Listed entries:
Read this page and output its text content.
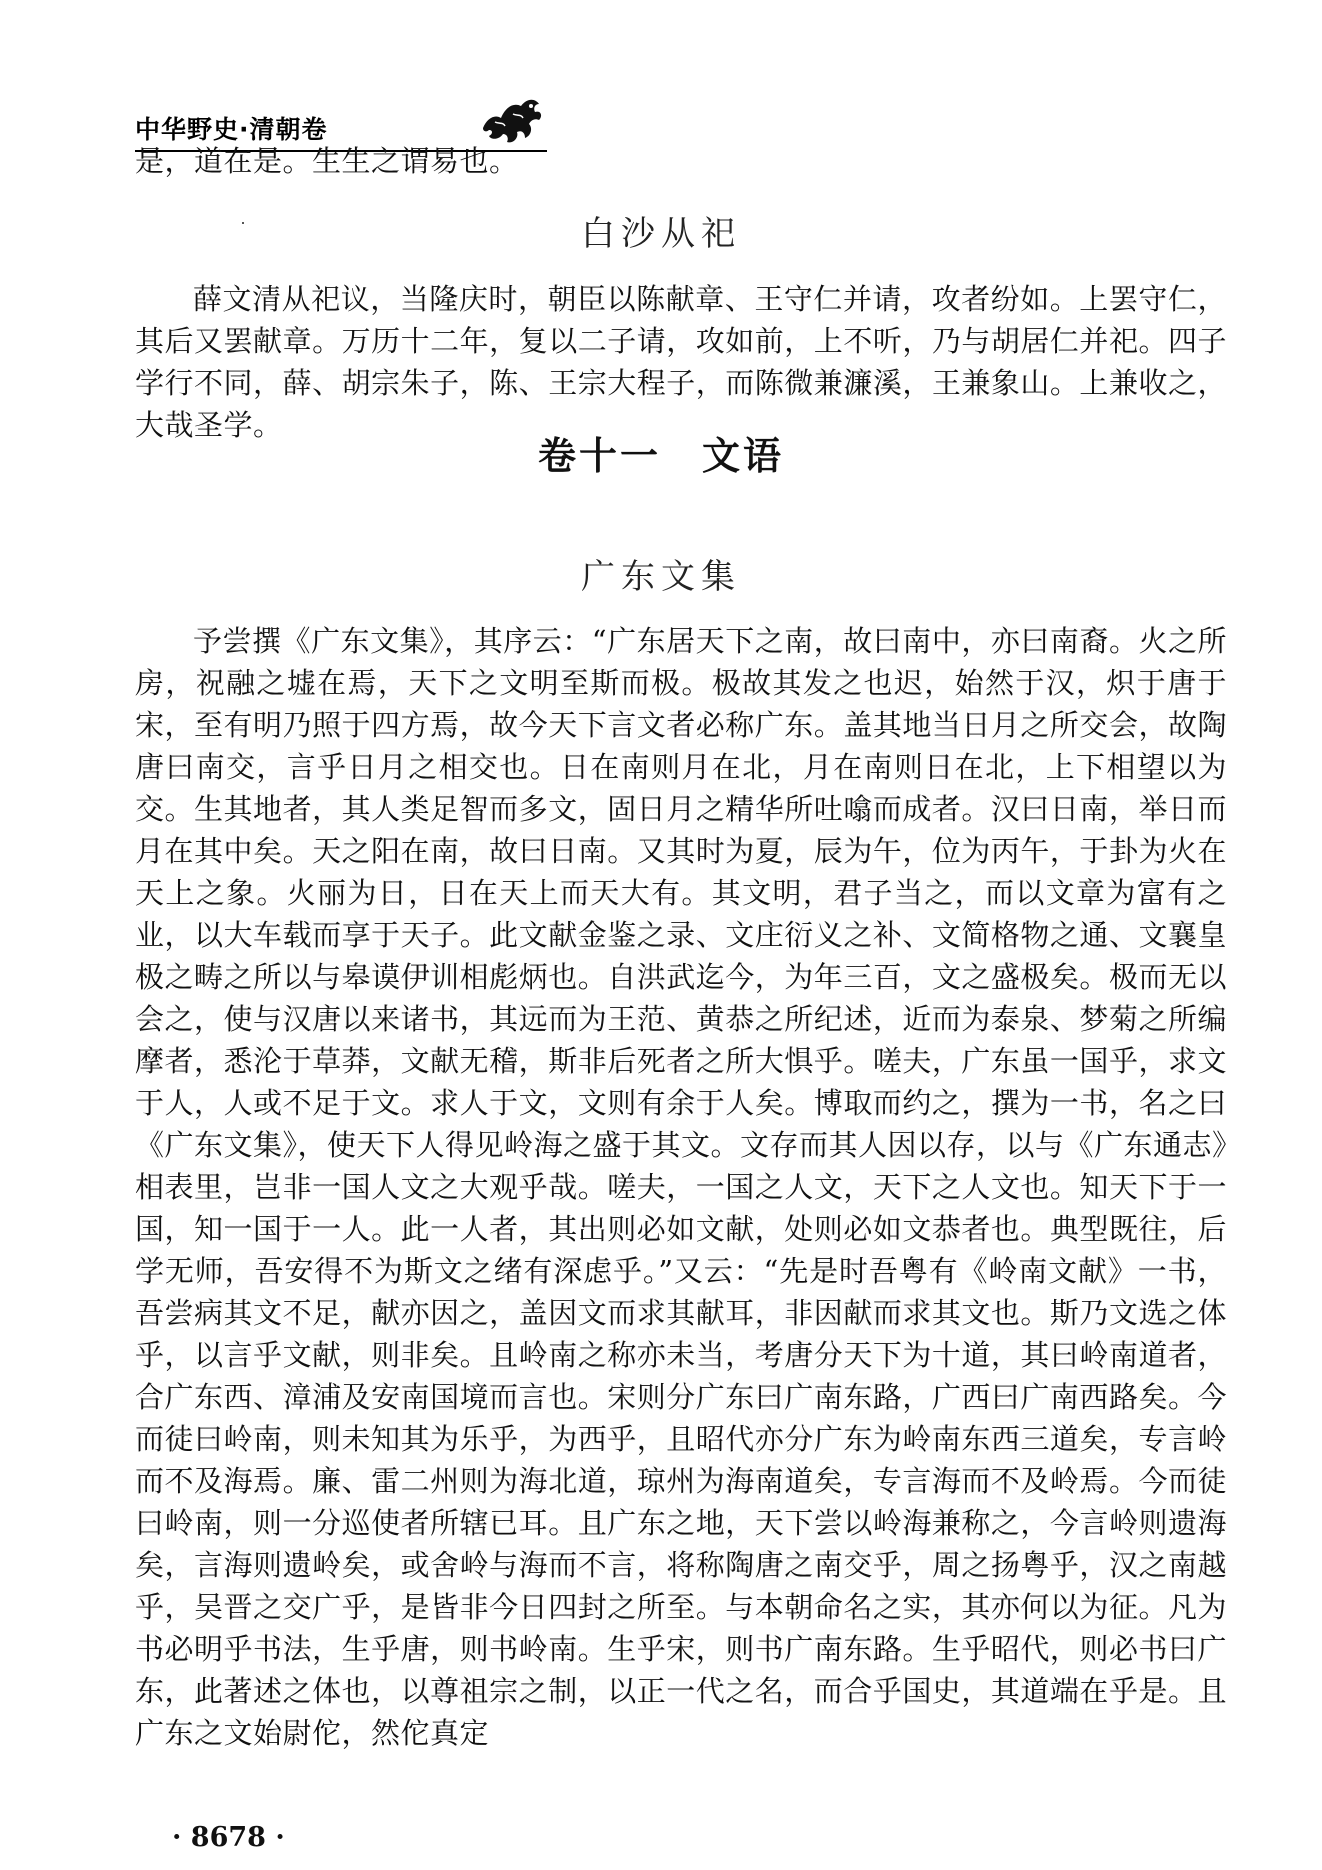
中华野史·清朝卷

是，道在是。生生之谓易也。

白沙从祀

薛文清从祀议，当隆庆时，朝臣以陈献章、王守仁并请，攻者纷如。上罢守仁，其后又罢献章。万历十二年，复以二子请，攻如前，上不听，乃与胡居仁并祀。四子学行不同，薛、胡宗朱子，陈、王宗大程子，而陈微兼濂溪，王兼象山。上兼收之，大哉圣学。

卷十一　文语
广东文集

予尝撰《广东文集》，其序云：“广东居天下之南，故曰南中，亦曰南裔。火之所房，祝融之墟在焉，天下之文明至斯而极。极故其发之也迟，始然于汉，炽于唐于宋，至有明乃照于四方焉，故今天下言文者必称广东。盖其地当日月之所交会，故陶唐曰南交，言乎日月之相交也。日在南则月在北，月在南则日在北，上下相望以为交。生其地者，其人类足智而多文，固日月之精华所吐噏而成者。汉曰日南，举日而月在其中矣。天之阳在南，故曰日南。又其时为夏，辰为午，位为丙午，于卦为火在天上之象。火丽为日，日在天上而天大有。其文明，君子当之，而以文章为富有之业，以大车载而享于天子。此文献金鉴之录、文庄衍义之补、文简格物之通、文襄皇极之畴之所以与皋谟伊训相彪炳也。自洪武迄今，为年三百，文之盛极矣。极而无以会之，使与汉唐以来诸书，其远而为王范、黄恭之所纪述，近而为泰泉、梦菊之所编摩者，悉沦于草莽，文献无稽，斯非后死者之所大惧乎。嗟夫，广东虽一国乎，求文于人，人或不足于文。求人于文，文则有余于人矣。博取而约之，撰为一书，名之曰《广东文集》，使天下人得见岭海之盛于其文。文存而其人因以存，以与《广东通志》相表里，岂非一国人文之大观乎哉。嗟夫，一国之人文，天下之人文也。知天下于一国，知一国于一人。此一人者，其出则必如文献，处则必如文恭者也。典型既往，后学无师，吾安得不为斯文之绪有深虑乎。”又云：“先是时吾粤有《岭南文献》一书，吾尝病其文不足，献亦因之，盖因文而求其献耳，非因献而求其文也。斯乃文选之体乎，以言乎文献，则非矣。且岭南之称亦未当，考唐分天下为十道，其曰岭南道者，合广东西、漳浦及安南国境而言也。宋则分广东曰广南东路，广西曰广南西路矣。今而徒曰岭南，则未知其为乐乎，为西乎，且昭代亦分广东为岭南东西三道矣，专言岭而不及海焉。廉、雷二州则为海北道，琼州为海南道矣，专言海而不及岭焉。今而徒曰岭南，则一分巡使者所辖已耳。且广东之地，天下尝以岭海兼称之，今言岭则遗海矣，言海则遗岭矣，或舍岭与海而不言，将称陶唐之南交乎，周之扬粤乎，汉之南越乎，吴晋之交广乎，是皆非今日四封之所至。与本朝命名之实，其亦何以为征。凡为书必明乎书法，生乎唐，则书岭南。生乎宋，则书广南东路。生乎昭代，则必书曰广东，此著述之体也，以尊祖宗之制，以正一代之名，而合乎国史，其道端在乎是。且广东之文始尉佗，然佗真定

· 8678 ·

Exercise details:
Set the data above down again exactly as given, with no pictures.

Written solution:
Read this page and output its text content.
中华野史·清朝卷

是，道在是。生生之谓易也。

白沙从祀

薛文清从祀议，当隆庆时，朝臣以陈献章、王守仁并请，攻者纷如。上罢守仁，其后又罢献章。万历十二年，复以二子请，攻如前，上不听，乃与胡居仁并祀。四子学行不同，薛、胡宗朱子，陈、王宗大程子，而陈微兼濂溪，王兼象山。上兼收之，大哉圣学。

卷十一　文语
广东文集

予尝撰《广东文集》，其序云：“广东居天下之南，故曰南中，亦曰南裔。火之所房，祝融之墟在焉，天下之文明至斯而极。极故其发之也迟，始然于汉，炽于唐于宋，至有明乃照于四方焉，故今天下言文者必称广东。盖其地当日月之所交会，故陶唐曰南交，言乎日月之相交也。日在南则月在北，月在南则日在北，上下相望以为交。生其地者，其人类足智而多文，固日月之精华所吐噏而成者。汉曰日南，举日而月在其中矣。天之阳在南，故曰日南。又其时为夏，辰为午，位为丙午，于卦为火在天上之象。火丽为日，日在天上而天大有。其文明，君子当之，而以文章为富有之业，以大车载而享于天子。此文献金鉴之录、文庄衍义之补、文简格物之通、文襄皇极之畴之所以与皋谟伊训相彪炳也。自洪武迄今，为年三百，文之盛极矣。极而无以会之，使与汉唐以来诸书，其远而为王范、黄恭之所纪述，近而为泰泉、梦菊之所编摩者，悉沦于草莽，文献无稽，斯非后死者之所大惧乎。嗟夫，广东虽一国乎，求文于人，人或不足于文。求人于文，文则有余于人矣。博取而约之，撰为一书，名之曰《广东文集》，使天下人得见岭海之盛于其文。文存而其人因以存，以与《广东通志》相表里，岂非一国人文之大观乎哉。嗟夫，一国之人文，天下之人文也。知天下于一国，知一国于一人。此一人者，其出则必如文献，处则必如文恭者也。典型既往，后学无师，吾安得不为斯文之绪有深虑乎。”又云：“先是时吾粤有《岭南文献》一书，吾尝病其文不足，献亦因之，盖因文而求其献耳，非因献而求其文也。斯乃文选之体乎，以言乎文献，则非矣。且岭南之称亦未当，考唐分天下为十道，其曰岭南道者，合广东西、漳浦及安南国境而言也。宋则分广东曰广南东路，广西曰广南西路矣。今而徒曰岭南，则未知其为乐乎，为西乎，且昭代亦分广东为岭南东西三道矣，专言岭而不及海焉。廉、雷二州则为海北道，琼州为海南道矣，专言海而不及岭焉。今而徒曰岭南，则一分巡使者所辖已耳。且广东之地，天下尝以岭海兼称之，今言岭则遗海矣，言海则遗岭矣，或舍岭与海而不言，将称陶唐之南交乎，周之扬粤乎，汉之南越乎，吴晋之交广乎，是皆非今日四封之所至。与本朝命名之实，其亦何以为征。凡为书必明乎书法，生乎唐，则书岭南。生乎宋，则书广南东路。生乎昭代，则必书曰广东，此著述之体也，以尊祖宗之制，以正一代之名，而合乎国史，其道端在乎是。且广东之文始尉佗，然佗真定

· 8678 ·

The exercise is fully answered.